Figure record extracts:
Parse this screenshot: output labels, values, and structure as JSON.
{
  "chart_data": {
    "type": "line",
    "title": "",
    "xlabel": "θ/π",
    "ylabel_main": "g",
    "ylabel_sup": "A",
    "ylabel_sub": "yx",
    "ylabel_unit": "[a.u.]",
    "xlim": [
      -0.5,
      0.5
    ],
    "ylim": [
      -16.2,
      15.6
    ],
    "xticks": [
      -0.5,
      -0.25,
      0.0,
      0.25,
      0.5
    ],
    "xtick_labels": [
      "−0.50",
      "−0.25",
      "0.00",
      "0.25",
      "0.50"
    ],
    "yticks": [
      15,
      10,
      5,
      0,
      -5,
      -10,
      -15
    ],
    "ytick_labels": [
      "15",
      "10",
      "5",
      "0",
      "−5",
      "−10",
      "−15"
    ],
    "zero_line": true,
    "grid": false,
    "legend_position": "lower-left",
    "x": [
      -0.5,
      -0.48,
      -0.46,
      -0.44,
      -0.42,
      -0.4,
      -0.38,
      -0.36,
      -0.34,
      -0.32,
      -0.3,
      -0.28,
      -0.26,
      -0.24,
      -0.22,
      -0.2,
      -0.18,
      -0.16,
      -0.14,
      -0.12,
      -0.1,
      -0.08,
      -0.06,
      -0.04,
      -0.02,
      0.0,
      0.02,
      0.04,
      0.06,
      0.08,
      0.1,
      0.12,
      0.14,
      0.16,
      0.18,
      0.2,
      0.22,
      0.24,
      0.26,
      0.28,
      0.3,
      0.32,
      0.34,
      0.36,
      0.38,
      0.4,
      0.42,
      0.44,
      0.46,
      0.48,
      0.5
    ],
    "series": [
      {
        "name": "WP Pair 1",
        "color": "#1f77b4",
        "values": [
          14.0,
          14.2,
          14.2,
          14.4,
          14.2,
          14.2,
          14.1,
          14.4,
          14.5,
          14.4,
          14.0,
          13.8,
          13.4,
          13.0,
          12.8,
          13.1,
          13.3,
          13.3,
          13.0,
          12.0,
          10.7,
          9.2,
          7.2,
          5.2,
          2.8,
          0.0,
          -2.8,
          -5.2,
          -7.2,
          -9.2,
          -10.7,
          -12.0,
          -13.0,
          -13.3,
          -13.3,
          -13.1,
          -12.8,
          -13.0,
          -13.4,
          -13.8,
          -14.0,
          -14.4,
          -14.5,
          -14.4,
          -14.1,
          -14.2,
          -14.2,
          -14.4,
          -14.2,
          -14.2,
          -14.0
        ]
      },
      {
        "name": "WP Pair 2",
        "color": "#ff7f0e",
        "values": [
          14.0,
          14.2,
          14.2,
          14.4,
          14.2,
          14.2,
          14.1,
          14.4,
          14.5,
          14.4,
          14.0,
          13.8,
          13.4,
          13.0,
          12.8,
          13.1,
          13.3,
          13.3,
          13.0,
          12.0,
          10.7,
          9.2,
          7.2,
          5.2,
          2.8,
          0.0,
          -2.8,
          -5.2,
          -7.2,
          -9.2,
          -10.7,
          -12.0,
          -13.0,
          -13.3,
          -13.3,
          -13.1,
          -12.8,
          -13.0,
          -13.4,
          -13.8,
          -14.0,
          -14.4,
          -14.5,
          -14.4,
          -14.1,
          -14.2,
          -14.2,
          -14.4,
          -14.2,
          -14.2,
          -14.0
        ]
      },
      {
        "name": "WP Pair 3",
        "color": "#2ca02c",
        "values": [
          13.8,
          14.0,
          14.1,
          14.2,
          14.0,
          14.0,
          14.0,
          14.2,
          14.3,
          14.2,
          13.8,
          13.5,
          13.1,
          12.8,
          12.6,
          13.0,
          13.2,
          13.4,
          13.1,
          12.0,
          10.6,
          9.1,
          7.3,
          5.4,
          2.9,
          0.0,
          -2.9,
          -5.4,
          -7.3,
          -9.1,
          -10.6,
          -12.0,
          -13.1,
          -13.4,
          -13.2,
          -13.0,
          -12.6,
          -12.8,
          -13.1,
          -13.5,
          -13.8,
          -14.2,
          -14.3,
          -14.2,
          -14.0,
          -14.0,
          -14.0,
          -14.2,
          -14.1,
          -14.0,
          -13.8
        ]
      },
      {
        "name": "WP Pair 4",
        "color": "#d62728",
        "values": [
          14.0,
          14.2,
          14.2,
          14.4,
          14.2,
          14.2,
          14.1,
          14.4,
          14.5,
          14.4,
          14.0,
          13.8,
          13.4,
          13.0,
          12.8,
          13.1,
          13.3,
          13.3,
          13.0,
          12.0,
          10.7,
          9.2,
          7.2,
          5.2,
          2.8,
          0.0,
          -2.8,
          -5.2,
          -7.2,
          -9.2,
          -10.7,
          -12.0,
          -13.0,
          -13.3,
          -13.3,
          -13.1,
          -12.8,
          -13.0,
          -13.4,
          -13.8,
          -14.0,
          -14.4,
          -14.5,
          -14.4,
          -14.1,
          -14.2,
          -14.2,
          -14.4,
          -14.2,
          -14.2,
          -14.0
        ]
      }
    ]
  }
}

# WHAT IS NEEDED
Locate the word "color" in the records above, and return each line that has it.

# EXERCISE SOLUTION
        "color": "#1f77b4",
        "color": "#ff7f0e",
        "color": "#2ca02c",
        "color": "#d62728",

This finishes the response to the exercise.